[Begin]

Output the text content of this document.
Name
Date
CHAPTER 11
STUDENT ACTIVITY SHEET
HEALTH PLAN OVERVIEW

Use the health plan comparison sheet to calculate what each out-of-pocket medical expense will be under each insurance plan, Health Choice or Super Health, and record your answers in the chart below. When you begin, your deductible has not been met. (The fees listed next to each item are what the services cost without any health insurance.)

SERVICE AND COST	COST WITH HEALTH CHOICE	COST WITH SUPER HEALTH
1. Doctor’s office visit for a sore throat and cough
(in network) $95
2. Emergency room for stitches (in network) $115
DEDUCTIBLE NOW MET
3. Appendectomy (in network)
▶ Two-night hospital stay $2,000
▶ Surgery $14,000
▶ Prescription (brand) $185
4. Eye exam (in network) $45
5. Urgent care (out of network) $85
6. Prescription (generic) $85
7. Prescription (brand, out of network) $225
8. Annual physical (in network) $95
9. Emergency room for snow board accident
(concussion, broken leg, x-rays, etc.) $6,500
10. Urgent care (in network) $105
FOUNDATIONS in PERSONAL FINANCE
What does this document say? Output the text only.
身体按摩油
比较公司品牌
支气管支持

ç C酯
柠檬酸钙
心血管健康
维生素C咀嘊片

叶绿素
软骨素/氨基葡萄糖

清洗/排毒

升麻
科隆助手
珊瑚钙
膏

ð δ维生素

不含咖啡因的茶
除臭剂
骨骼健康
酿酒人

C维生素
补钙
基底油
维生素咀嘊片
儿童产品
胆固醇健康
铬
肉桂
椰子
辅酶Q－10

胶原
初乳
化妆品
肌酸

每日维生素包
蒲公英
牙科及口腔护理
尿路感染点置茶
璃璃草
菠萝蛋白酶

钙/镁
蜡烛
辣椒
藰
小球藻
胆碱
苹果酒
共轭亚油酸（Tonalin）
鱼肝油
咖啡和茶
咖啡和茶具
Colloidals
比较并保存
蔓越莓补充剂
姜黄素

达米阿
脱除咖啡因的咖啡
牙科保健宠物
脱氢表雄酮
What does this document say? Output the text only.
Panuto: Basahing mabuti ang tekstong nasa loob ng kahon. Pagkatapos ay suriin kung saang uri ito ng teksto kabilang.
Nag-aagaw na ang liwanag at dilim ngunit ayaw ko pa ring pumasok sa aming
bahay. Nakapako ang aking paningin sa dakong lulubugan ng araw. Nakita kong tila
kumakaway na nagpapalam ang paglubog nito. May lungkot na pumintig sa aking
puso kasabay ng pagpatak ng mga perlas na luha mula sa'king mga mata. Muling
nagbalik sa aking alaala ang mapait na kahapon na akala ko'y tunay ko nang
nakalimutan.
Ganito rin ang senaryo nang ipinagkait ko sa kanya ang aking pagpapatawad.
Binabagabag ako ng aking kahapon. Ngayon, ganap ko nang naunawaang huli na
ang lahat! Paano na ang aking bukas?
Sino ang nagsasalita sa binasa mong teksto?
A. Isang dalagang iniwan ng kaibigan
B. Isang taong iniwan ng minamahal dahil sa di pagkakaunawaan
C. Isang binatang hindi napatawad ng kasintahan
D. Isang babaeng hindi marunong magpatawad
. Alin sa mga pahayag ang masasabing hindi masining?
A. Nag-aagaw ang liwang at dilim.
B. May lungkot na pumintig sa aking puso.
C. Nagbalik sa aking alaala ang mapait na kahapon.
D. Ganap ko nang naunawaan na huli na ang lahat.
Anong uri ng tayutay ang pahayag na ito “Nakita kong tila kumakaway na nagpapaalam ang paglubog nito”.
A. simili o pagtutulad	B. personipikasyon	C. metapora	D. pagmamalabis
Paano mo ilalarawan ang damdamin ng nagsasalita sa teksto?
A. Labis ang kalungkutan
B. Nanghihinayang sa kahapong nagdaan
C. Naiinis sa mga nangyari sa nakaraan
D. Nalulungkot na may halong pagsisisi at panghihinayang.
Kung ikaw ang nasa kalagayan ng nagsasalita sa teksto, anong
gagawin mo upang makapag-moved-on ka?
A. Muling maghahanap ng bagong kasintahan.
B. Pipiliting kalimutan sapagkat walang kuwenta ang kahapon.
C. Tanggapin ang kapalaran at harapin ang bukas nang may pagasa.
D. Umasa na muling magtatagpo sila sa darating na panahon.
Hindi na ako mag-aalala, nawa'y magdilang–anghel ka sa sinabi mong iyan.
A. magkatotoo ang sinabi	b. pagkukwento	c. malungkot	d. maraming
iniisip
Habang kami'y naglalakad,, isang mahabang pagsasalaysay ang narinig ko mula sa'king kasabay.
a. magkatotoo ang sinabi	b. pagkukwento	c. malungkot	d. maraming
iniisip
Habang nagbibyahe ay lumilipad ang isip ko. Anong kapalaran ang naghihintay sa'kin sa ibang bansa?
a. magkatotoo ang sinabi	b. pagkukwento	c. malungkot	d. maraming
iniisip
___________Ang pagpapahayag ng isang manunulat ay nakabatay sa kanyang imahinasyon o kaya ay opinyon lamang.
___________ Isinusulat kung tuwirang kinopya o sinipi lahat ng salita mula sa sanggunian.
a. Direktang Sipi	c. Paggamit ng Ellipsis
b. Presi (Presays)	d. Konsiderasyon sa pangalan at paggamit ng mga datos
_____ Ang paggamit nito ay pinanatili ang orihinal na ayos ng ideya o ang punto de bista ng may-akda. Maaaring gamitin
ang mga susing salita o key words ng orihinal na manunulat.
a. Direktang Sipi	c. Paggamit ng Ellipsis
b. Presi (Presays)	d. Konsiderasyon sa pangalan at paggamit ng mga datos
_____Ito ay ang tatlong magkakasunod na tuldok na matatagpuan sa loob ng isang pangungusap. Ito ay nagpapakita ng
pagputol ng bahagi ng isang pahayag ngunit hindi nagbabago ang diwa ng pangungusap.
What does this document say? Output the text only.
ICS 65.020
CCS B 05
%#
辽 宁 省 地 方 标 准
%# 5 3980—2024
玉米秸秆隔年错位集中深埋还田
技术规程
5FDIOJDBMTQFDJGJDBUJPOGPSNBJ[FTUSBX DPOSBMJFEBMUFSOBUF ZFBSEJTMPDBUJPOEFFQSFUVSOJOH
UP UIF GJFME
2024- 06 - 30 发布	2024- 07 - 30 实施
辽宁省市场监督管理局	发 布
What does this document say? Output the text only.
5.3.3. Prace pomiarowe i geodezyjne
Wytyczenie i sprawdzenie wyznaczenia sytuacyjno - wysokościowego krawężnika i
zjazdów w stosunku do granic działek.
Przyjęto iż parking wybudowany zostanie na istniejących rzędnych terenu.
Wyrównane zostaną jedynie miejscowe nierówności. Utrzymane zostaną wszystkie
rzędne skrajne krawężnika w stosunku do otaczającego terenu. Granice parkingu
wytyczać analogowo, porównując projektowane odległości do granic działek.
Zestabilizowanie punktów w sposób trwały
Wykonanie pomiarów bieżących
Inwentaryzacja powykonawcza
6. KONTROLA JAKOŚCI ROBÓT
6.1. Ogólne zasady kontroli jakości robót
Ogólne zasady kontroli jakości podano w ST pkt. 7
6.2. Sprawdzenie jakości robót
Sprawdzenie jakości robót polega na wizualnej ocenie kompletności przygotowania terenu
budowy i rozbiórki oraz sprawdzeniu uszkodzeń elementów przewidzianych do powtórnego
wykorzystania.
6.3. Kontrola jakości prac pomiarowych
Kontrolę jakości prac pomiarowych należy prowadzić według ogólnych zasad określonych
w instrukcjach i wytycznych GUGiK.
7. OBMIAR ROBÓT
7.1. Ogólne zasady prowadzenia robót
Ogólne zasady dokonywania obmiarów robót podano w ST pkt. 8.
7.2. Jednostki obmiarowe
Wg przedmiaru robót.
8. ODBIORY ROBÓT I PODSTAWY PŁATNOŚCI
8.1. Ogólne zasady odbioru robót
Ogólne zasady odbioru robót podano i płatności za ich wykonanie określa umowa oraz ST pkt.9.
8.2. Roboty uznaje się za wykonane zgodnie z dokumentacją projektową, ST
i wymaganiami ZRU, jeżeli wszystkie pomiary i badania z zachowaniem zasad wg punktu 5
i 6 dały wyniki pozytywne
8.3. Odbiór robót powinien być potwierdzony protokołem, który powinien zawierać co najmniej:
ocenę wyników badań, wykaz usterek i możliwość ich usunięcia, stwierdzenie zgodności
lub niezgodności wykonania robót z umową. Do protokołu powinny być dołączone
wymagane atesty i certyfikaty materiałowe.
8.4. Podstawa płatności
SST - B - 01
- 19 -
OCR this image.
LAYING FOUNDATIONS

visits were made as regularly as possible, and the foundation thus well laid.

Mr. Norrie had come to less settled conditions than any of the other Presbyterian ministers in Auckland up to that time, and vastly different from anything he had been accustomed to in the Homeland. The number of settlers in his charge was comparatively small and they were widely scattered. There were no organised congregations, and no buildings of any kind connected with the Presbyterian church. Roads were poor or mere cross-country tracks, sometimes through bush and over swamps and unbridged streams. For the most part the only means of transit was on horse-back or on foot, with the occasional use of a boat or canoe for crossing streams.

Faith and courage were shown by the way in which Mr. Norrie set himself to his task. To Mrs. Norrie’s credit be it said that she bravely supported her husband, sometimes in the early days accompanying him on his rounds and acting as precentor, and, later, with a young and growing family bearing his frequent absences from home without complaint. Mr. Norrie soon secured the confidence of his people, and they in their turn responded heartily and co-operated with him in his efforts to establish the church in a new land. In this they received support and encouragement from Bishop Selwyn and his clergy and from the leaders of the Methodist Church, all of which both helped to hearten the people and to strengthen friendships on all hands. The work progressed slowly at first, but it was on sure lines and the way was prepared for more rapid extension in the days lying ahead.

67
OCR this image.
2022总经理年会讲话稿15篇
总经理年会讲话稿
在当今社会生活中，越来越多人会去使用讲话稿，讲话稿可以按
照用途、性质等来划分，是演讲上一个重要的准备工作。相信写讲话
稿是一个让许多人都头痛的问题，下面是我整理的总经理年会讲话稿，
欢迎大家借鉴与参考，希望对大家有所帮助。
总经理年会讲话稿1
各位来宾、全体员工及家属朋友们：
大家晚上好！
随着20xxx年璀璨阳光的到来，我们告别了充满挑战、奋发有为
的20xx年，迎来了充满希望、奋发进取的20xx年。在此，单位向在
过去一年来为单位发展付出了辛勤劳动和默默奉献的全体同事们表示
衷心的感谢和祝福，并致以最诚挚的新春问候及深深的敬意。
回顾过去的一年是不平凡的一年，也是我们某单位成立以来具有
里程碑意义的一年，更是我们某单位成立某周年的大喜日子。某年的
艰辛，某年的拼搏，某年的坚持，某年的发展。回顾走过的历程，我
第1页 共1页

[End]

Aim
Select the lines from the entries that include the word "kontroli".

Result
6.1. Ogólne zasady kontroli jakości robót
Ogólne zasady kontroli jakości podano w ST pkt. 7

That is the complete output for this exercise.